* **GIVEN RECORDS**:
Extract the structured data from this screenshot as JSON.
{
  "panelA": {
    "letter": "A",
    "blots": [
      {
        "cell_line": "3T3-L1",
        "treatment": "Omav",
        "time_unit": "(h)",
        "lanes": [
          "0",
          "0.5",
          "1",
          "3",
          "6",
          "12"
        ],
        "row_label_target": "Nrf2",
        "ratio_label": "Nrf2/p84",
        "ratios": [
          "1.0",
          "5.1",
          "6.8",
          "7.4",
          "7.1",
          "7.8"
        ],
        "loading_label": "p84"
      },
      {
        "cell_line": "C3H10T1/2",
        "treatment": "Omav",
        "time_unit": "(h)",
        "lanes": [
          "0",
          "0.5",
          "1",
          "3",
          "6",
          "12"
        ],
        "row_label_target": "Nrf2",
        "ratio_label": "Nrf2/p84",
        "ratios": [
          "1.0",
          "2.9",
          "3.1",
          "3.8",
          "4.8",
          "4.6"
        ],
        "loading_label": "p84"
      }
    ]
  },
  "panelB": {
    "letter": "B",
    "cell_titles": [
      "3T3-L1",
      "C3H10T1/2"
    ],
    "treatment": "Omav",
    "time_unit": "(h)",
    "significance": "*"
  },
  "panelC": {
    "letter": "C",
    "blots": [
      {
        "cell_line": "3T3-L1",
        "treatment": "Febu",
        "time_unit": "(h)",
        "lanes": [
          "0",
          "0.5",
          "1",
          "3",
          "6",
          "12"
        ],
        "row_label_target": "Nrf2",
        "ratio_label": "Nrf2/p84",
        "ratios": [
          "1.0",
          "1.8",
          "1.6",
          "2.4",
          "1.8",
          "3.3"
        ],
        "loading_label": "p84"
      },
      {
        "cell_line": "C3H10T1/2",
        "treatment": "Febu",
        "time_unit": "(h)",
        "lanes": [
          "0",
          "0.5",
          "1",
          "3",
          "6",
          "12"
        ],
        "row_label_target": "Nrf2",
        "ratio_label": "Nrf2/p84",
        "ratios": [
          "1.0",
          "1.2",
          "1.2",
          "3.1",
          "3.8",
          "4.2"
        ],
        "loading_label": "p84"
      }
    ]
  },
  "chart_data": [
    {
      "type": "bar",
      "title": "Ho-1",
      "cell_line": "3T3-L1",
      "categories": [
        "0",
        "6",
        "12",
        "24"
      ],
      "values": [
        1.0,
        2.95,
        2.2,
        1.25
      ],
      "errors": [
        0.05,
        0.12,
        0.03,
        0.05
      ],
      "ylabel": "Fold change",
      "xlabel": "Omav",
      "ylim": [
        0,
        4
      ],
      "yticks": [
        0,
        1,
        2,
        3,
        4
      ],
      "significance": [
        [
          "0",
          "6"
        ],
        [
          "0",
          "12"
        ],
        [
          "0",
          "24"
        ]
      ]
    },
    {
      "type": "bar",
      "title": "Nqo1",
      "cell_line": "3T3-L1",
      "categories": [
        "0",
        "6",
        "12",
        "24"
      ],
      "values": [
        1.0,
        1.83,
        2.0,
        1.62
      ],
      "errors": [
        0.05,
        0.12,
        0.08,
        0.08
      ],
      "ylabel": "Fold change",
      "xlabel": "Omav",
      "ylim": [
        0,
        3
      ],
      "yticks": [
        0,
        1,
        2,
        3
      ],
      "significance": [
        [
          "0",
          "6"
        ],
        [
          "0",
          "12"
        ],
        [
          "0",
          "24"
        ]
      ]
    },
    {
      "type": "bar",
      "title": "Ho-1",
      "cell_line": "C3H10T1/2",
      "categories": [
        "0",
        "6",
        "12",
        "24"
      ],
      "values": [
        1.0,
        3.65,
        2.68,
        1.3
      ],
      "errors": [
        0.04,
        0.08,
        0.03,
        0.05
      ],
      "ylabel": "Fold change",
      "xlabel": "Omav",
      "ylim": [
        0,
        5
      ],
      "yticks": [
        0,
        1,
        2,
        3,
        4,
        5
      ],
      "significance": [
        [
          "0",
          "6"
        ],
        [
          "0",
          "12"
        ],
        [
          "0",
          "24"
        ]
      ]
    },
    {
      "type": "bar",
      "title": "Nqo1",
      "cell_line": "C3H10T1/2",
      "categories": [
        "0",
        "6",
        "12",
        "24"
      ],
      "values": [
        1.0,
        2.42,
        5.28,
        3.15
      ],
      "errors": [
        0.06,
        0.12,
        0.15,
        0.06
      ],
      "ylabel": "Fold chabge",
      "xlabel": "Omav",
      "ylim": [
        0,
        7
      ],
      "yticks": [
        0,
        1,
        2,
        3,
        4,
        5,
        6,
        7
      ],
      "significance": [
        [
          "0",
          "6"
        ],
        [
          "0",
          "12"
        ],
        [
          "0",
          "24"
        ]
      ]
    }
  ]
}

* **DO THIS**: Reproduce the material precisely, including every line.

* **TASK OUTPUT**:
Extract the structured data from this screenshot as JSON.
{
  "panelA": {
    "letter": "A",
    "blots": [
      {
        "cell_line": "3T3-L1",
        "treatment": "Omav",
        "time_unit": "(h)",
        "lanes": [
          "0",
          "0.5",
          "1",
          "3",
          "6",
          "12"
        ],
        "row_label_target": "Nrf2",
        "ratio_label": "Nrf2/p84",
        "ratios": [
          "1.0",
          "5.1",
          "6.8",
          "7.4",
          "7.1",
          "7.8"
        ],
        "loading_label": "p84"
      },
      {
        "cell_line": "C3H10T1/2",
        "treatment": "Omav",
        "time_unit": "(h)",
        "lanes": [
          "0",
          "0.5",
          "1",
          "3",
          "6",
          "12"
        ],
        "row_label_target": "Nrf2",
        "ratio_label": "Nrf2/p84",
        "ratios": [
          "1.0",
          "2.9",
          "3.1",
          "3.8",
          "4.8",
          "4.6"
        ],
        "loading_label": "p84"
      }
    ]
  },
  "panelB": {
    "letter": "B",
    "cell_titles": [
      "3T3-L1",
      "C3H10T1/2"
    ],
    "treatment": "Omav",
    "time_unit": "(h)",
    "significance": "*"
  },
  "panelC": {
    "letter": "C",
    "blots": [
      {
        "cell_line": "3T3-L1",
        "treatment": "Febu",
        "time_unit": "(h)",
        "lanes": [
          "0",
          "0.5",
          "1",
          "3",
          "6",
          "12"
        ],
        "row_label_target": "Nrf2",
        "ratio_label": "Nrf2/p84",
        "ratios": [
          "1.0",
          "1.8",
          "1.6",
          "2.4",
          "1.8",
          "3.3"
        ],
        "loading_label": "p84"
      },
      {
        "cell_line": "C3H10T1/2",
        "treatment": "Febu",
        "time_unit": "(h)",
        "lanes": [
          "0",
          "0.5",
          "1",
          "3",
          "6",
          "12"
        ],
        "row_label_target": "Nrf2",
        "ratio_label": "Nrf2/p84",
        "ratios": [
          "1.0",
          "1.2",
          "1.2",
          "3.1",
          "3.8",
          "4.2"
        ],
        "loading_label": "p84"
      }
    ]
  },
  "chart_data": [
    {
      "type": "bar",
      "title": "Ho-1",
      "cell_line": "3T3-L1",
      "categories": [
        "0",
        "6",
        "12",
        "24"
      ],
      "values": [
        1.0,
        2.95,
        2.2,
        1.25
      ],
      "errors": [
        0.05,
        0.12,
        0.03,
        0.05
      ],
      "ylabel": "Fold change",
      "xlabel": "Omav",
      "ylim": [
        0,
        4
      ],
      "yticks": [
        0,
        1,
        2,
        3,
        4
      ],
      "significance": [
        [
          "0",
          "6"
        ],
        [
          "0",
          "12"
        ],
        [
          "0",
          "24"
        ]
      ]
    },
    {
      "type": "bar",
      "title": "Nqo1",
      "cell_line": "3T3-L1",
      "categories": [
        "0",
        "6",
        "12",
        "24"
      ],
      "values": [
        1.0,
        1.83,
        2.0,
        1.62
      ],
      "errors": [
        0.05,
        0.12,
        0.08,
        0.08
      ],
      "ylabel": "Fold change",
      "xlabel": "Omav",
      "ylim": [
        0,
        3
      ],
      "yticks": [
        0,
        1,
        2,
        3
      ],
      "significance": [
        [
          "0",
          "6"
        ],
        [
          "0",
          "12"
        ],
        [
          "0",
          "24"
        ]
      ]
    },
    {
      "type": "bar",
      "title": "Ho-1",
      "cell_line": "C3H10T1/2",
      "categories": [
        "0",
        "6",
        "12",
        "24"
      ],
      "values": [
        1.0,
        3.65,
        2.68,
        1.3
      ],
      "errors": [
        0.04,
        0.08,
        0.03,
        0.05
      ],
      "ylabel": "Fold change",
      "xlabel": "Omav",
      "ylim": [
        0,
        5
      ],
      "yticks": [
        0,
        1,
        2,
        3,
        4,
        5
      ],
      "significance": [
        [
          "0",
          "6"
        ],
        [
          "0",
          "12"
        ],
        [
          "0",
          "24"
        ]
      ]
    },
    {
      "type": "bar",
      "title": "Nqo1",
      "cell_line": "C3H10T1/2",
      "categories": [
        "0",
        "6",
        "12",
        "24"
      ],
      "values": [
        1.0,
        2.42,
        5.28,
        3.15
      ],
      "errors": [
        0.06,
        0.12,
        0.15,
        0.06
      ],
      "ylabel": "Fold chabge",
      "xlabel": "Omav",
      "ylim": [
        0,
        7
      ],
      "yticks": [
        0,
        1,
        2,
        3,
        4,
        5,
        6,
        7
      ],
      "significance": [
        [
          "0",
          "6"
        ],
        [
          "0",
          "12"
        ],
        [
          "0",
          "24"
        ]
      ]
    }
  ]
}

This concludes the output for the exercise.